## The request
Extract all lines containing "What".

(Records contained in a dataset)
-.-.-

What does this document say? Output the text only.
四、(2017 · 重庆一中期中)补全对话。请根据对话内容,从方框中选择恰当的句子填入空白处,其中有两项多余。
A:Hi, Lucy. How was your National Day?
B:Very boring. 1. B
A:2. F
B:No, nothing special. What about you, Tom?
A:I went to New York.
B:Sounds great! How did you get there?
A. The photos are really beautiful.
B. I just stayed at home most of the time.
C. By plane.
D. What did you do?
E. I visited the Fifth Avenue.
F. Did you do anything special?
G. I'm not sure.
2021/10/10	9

-.-.-

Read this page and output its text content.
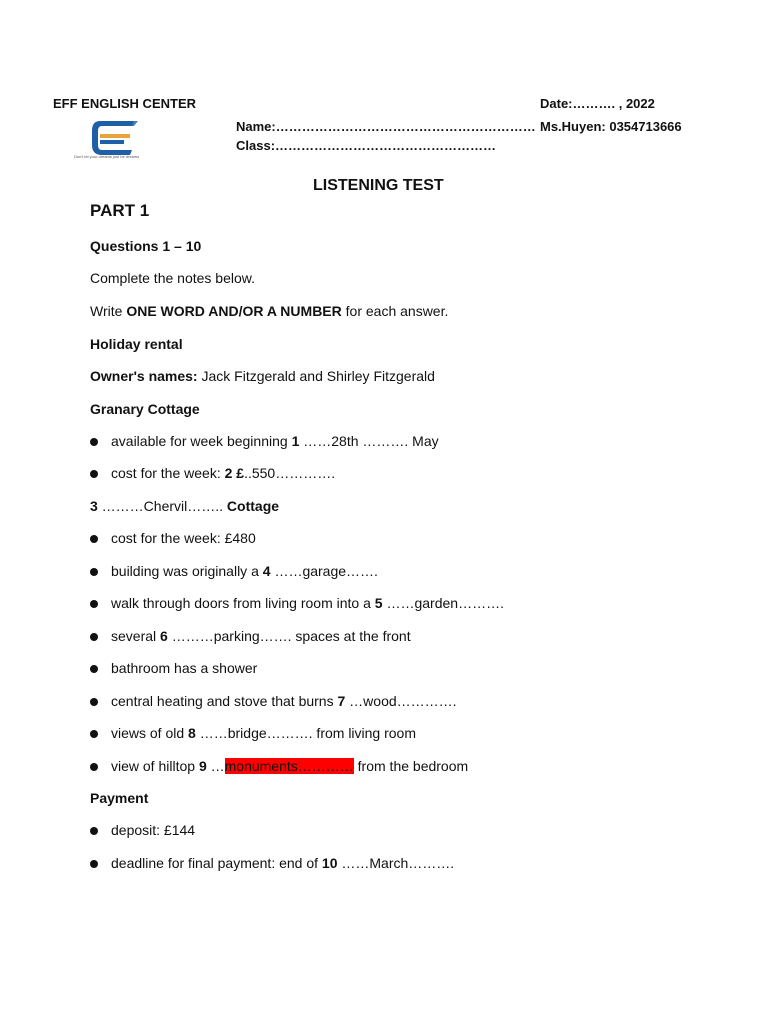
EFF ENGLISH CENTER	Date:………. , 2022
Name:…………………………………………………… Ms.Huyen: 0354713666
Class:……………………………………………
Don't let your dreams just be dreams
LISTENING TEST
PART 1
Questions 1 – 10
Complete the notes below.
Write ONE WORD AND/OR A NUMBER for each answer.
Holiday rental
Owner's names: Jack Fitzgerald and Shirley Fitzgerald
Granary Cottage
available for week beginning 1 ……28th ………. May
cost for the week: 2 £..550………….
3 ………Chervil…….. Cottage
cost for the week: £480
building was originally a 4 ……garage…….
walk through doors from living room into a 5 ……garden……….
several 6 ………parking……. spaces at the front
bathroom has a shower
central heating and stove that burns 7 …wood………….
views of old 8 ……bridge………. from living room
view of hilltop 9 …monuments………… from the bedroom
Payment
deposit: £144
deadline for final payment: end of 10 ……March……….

-.-.-

## Written solution
What does this document say? Output the text only.
B:No, nothing special. What about you, Tom?
D. What did you do?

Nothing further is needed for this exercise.